<<<<
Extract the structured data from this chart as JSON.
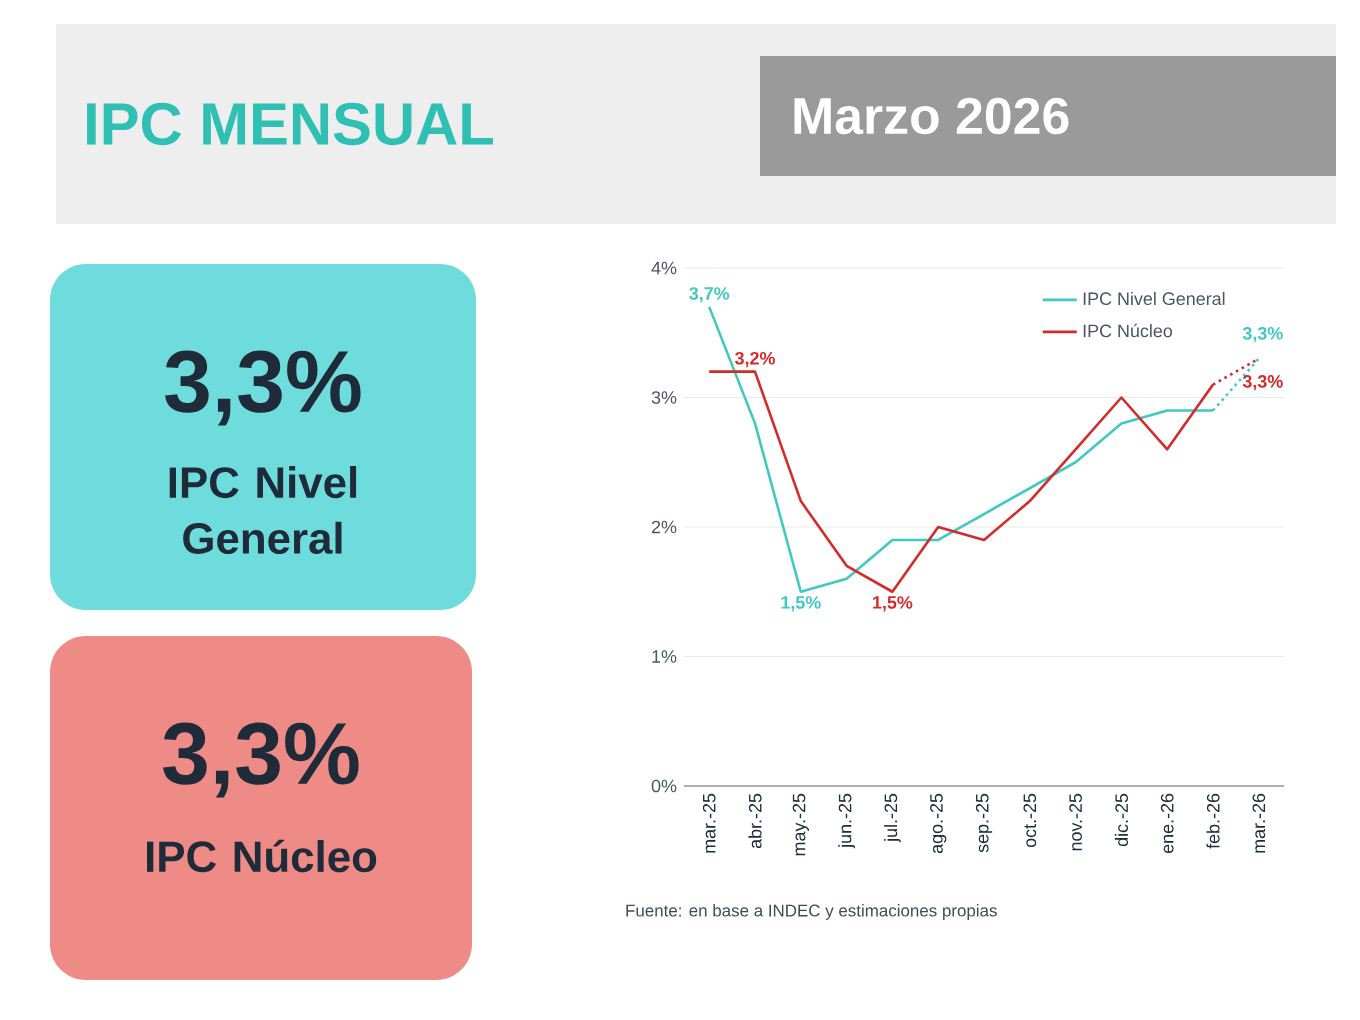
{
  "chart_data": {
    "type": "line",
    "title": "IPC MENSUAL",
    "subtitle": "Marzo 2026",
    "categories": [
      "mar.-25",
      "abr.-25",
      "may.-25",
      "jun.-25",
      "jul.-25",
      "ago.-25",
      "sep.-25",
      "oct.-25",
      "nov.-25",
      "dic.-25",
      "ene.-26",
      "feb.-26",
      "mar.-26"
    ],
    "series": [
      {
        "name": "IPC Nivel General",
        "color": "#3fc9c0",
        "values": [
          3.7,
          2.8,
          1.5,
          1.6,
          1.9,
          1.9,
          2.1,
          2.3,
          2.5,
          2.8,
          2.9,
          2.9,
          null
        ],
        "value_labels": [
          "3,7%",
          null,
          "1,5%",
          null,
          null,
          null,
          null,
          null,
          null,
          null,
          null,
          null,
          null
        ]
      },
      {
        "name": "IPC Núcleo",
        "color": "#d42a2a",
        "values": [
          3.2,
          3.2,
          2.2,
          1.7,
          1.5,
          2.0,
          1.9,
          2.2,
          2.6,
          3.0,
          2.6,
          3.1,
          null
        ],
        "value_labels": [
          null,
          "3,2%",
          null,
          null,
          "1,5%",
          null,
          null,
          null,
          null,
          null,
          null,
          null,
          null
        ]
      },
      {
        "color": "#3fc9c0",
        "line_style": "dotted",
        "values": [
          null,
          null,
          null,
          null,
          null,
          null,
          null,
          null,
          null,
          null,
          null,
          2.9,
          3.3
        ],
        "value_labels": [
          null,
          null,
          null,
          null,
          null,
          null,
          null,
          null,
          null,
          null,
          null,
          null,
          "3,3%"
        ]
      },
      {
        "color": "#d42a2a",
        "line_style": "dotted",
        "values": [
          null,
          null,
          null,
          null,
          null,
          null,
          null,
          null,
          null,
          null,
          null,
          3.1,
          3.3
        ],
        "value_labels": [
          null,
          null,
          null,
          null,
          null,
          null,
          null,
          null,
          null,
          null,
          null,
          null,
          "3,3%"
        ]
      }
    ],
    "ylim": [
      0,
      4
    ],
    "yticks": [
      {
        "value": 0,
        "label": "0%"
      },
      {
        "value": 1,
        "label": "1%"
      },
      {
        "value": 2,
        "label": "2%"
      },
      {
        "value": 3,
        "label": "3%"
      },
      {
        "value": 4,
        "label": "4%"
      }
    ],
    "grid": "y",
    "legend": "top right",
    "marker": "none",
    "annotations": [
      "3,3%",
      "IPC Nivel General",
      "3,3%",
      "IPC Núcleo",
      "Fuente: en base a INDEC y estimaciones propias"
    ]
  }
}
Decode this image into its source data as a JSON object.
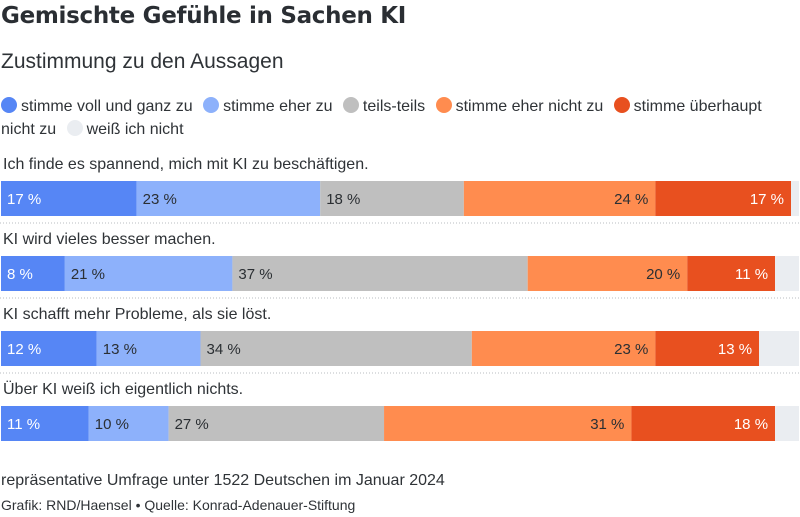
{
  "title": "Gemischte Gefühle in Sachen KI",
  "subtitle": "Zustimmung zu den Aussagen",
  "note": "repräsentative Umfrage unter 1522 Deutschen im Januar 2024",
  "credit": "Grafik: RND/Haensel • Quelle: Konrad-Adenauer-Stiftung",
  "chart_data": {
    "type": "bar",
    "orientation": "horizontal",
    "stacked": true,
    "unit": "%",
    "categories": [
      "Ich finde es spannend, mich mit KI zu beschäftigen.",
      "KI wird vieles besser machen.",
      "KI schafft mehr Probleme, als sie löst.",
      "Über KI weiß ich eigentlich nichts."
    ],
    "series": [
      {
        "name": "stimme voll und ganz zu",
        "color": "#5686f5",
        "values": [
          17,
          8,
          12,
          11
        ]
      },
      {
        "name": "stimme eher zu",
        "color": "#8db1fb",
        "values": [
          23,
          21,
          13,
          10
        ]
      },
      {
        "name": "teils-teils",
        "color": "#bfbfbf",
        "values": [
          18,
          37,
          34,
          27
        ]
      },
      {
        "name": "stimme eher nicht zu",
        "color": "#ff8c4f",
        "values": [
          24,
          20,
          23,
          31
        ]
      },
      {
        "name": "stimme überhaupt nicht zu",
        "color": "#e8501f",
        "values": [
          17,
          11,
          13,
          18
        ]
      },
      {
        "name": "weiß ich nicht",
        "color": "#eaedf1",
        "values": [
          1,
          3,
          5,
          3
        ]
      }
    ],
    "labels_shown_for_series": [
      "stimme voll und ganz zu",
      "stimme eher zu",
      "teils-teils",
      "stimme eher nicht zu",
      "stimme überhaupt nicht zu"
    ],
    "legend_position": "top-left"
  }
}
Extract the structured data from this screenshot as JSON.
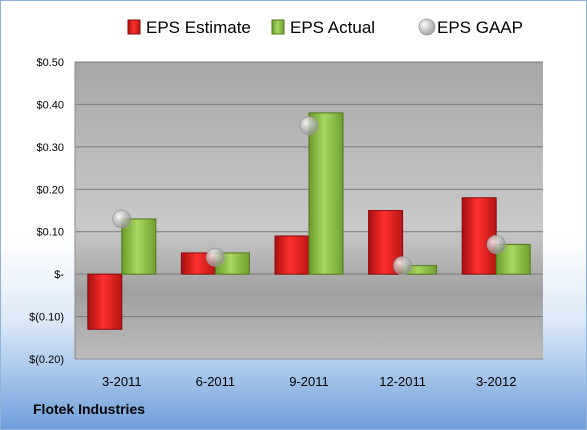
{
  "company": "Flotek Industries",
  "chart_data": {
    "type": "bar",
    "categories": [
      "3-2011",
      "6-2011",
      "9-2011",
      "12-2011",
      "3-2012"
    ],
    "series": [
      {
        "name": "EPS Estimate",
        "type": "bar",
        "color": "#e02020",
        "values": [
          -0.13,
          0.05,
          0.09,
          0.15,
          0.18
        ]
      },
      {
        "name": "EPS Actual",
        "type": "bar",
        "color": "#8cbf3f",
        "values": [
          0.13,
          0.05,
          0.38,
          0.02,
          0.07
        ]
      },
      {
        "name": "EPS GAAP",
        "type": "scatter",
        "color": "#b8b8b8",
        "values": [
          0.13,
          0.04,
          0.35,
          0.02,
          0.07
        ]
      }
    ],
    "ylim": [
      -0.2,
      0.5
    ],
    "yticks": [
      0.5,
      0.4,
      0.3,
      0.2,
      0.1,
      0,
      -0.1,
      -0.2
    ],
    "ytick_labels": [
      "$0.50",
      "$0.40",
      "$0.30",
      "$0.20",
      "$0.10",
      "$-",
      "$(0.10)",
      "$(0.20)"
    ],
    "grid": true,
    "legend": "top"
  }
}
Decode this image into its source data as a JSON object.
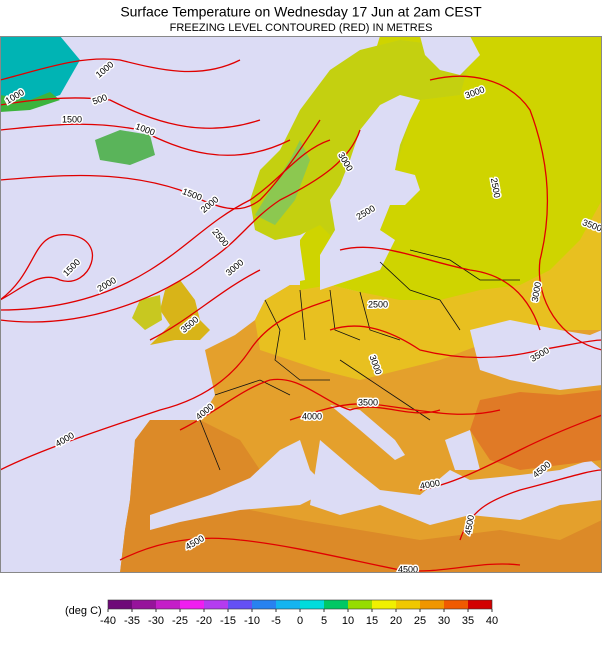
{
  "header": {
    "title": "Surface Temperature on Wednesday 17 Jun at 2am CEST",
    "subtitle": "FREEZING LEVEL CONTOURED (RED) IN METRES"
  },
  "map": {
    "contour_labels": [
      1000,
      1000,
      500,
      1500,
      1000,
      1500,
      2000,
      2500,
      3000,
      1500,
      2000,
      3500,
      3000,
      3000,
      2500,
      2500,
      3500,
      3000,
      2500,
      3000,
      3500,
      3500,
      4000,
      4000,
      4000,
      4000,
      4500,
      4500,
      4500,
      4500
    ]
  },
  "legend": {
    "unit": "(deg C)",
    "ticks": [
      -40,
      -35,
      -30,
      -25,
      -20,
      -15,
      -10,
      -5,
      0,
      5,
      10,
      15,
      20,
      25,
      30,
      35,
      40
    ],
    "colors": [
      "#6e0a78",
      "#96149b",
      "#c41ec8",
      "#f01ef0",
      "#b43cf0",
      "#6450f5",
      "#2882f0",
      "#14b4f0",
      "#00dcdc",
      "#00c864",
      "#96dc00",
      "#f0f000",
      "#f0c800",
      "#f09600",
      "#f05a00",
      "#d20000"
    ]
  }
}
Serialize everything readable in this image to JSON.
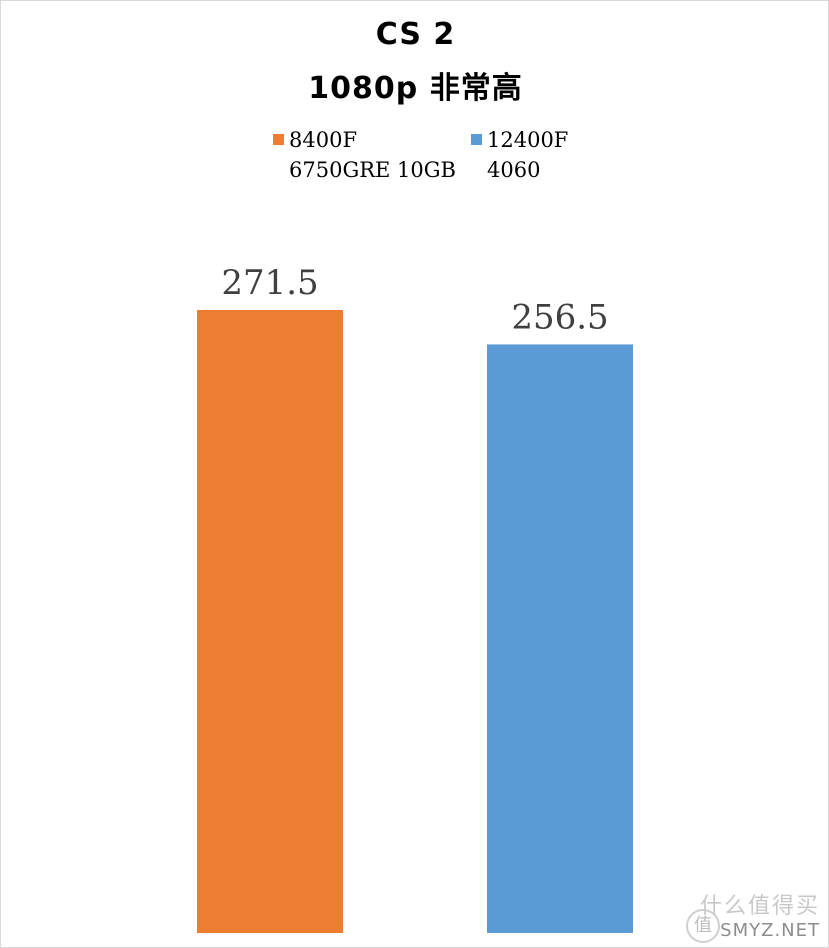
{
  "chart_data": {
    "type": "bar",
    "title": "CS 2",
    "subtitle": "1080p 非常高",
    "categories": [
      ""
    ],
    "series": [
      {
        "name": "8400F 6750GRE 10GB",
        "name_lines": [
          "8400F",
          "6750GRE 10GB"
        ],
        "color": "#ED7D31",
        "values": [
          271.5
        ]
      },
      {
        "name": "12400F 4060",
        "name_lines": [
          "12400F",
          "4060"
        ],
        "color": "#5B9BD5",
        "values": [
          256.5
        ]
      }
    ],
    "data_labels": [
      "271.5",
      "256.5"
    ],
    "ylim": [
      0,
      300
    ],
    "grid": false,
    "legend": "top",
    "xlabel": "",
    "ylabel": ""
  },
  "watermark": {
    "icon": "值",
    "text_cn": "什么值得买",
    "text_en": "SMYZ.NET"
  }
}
>>>>
• [Goal]: Without including the pictures, reproduce all entries exactly.

• [The result]:
Extract the structured data from this chart as JSON.
{
  "chart_data": {
    "type": "line",
    "title": "IPC MENSUAL",
    "subtitle": "Marzo 2026",
    "categories": [
      "mar.-25",
      "abr.-25",
      "may.-25",
      "jun.-25",
      "jul.-25",
      "ago.-25",
      "sep.-25",
      "oct.-25",
      "nov.-25",
      "dic.-25",
      "ene.-26",
      "feb.-26",
      "mar.-26"
    ],
    "series": [
      {
        "name": "IPC Nivel General",
        "color": "#3fc9c0",
        "values": [
          3.7,
          2.8,
          1.5,
          1.6,
          1.9,
          1.9,
          2.1,
          2.3,
          2.5,
          2.8,
          2.9,
          2.9,
          null
        ],
        "value_labels": [
          "3,7%",
          null,
          "1,5%",
          null,
          null,
          null,
          null,
          null,
          null,
          null,
          null,
          null,
          null
        ]
      },
      {
        "name": "IPC Núcleo",
        "color": "#d42a2a",
        "values": [
          3.2,
          3.2,
          2.2,
          1.7,
          1.5,
          2.0,
          1.9,
          2.2,
          2.6,
          3.0,
          2.6,
          3.1,
          null
        ],
        "value_labels": [
          null,
          "3,2%",
          null,
          null,
          "1,5%",
          null,
          null,
          null,
          null,
          null,
          null,
          null,
          null
        ]
      },
      {
        "color": "#3fc9c0",
        "line_style": "dotted",
        "values": [
          null,
          null,
          null,
          null,
          null,
          null,
          null,
          null,
          null,
          null,
          null,
          2.9,
          3.3
        ],
        "value_labels": [
          null,
          null,
          null,
          null,
          null,
          null,
          null,
          null,
          null,
          null,
          null,
          null,
          "3,3%"
        ]
      },
      {
        "color": "#d42a2a",
        "line_style": "dotted",
        "values": [
          null,
          null,
          null,
          null,
          null,
          null,
          null,
          null,
          null,
          null,
          null,
          3.1,
          3.3
        ],
        "value_labels": [
          null,
          null,
          null,
          null,
          null,
          null,
          null,
          null,
          null,
          null,
          null,
          null,
          "3,3%"
        ]
      }
    ],
    "ylim": [
      0,
      4
    ],
    "yticks": [
      {
        "value": 0,
        "label": "0%"
      },
      {
        "value": 1,
        "label": "1%"
      },
      {
        "value": 2,
        "label": "2%"
      },
      {
        "value": 3,
        "label": "3%"
      },
      {
        "value": 4,
        "label": "4%"
      }
    ],
    "grid": "y",
    "legend": "top right",
    "marker": "none",
    "annotations": [
      "3,3%",
      "IPC Nivel General",
      "3,3%",
      "IPC Núcleo",
      "Fuente: en base a INDEC y estimaciones propias"
    ]
  }
}
Decode this image into its source data as a JSON object.
{
  "title": "Gemischte Gefühle in Sachen KI",
  "subtitle": "Zustimmung zu den Aussagen",
  "note": "repräsentative Umfrage unter 1522 Deutschen im Januar 2024",
  "credit": "Grafik: RND/Haensel • Quelle: Konrad-Adenauer-Stiftung",
  "chart_data": {
    "type": "bar",
    "orientation": "horizontal",
    "stacked": true,
    "unit": "%",
    "categories": [
      "Ich finde es spannend, mich mit KI zu beschäftigen.",
      "KI wird vieles besser machen.",
      "KI schafft mehr Probleme, als sie löst.",
      "Über KI weiß ich eigentlich nichts."
    ],
    "series": [
      {
        "name": "stimme voll und ganz zu",
        "color": "#5686f5",
        "values": [
          17,
          8,
          12,
          11
        ]
      },
      {
        "name": "stimme eher zu",
        "color": "#8db1fb",
        "values": [
          23,
          21,
          13,
          10
        ]
      },
      {
        "name": "teils-teils",
        "color": "#bfbfbf",
        "values": [
          18,
          37,
          34,
          27
        ]
      },
      {
        "name": "stimme eher nicht zu",
        "color": "#ff8c4f",
        "values": [
          24,
          20,
          23,
          31
        ]
      },
      {
        "name": "stimme überhaupt nicht zu",
        "color": "#e8501f",
        "values": [
          17,
          11,
          13,
          18
        ]
      },
      {
        "name": "weiß ich nicht",
        "color": "#eaedf1",
        "values": [
          1,
          3,
          5,
          3
        ]
      }
    ],
    "labels_shown_for_series": [
      "stimme voll und ganz zu",
      "stimme eher zu",
      "teils-teils",
      "stimme eher nicht zu",
      "stimme überhaupt nicht zu"
    ],
    "legend_position": "top-left"
  }
}
Extract the structured data from this screenshot as JSON.
{
  "company": "Flotek Industries",
  "chart_data": {
    "type": "bar",
    "categories": [
      "3-2011",
      "6-2011",
      "9-2011",
      "12-2011",
      "3-2012"
    ],
    "series": [
      {
        "name": "EPS Estimate",
        "type": "bar",
        "color": "#e02020",
        "values": [
          -0.13,
          0.05,
          0.09,
          0.15,
          0.18
        ]
      },
      {
        "name": "EPS Actual",
        "type": "bar",
        "color": "#8cbf3f",
        "values": [
          0.13,
          0.05,
          0.38,
          0.02,
          0.07
        ]
      },
      {
        "name": "EPS GAAP",
        "type": "scatter",
        "color": "#b8b8b8",
        "values": [
          0.13,
          0.04,
          0.35,
          0.02,
          0.07
        ]
      }
    ],
    "ylim": [
      -0.2,
      0.5
    ],
    "yticks": [
      0.5,
      0.4,
      0.3,
      0.2,
      0.1,
      0,
      -0.1,
      -0.2
    ],
    "ytick_labels": [
      "$0.50",
      "$0.40",
      "$0.30",
      "$0.20",
      "$0.10",
      "$-",
      "$(0.10)",
      "$(0.20)"
    ],
    "grid": true,
    "legend": "top"
  }
}
Decode this image into its source data as a JSON object.
{
  "header": {
    "title": "Surface Temperature on Wednesday 17 Jun at 2am CEST",
    "subtitle": "FREEZING LEVEL CONTOURED (RED) IN METRES"
  },
  "map": {
    "contour_labels": [
      1000,
      1000,
      500,
      1500,
      1000,
      1500,
      2000,
      2500,
      3000,
      1500,
      2000,
      3500,
      3000,
      3000,
      2500,
      2500,
      3500,
      3000,
      2500,
      3000,
      3500,
      3500,
      4000,
      4000,
      4000,
      4000,
      4500,
      4500,
      4500,
      4500
    ]
  },
  "legend": {
    "unit": "(deg C)",
    "ticks": [
      -40,
      -35,
      -30,
      -25,
      -20,
      -15,
      -10,
      -5,
      0,
      5,
      10,
      15,
      20,
      25,
      30,
      35,
      40
    ],
    "colors": [
      "#6e0a78",
      "#96149b",
      "#c41ec8",
      "#f01ef0",
      "#b43cf0",
      "#6450f5",
      "#2882f0",
      "#14b4f0",
      "#00dcdc",
      "#00c864",
      "#96dc00",
      "#f0f000",
      "#f0c800",
      "#f09600",
      "#f05a00",
      "#d20000"
    ]
  }
}
Serialize everything readable in this image to JSON.
{
  "chart_data": {
    "type": "bar",
    "title": "CS 2",
    "subtitle": "1080p 非常高",
    "categories": [
      ""
    ],
    "series": [
      {
        "name": "8400F 6750GRE 10GB",
        "name_lines": [
          "8400F",
          "6750GRE 10GB"
        ],
        "color": "#ED7D31",
        "values": [
          271.5
        ]
      },
      {
        "name": "12400F 4060",
        "name_lines": [
          "12400F",
          "4060"
        ],
        "color": "#5B9BD5",
        "values": [
          256.5
        ]
      }
    ],
    "data_labels": [
      "271.5",
      "256.5"
    ],
    "ylim": [
      0,
      300
    ],
    "grid": false,
    "legend": "top",
    "xlabel": "",
    "ylabel": ""
  },
  "watermark": {
    "icon": "值",
    "text_cn": "什么值得买",
    "text_en": "SMYZ.NET"
  }
}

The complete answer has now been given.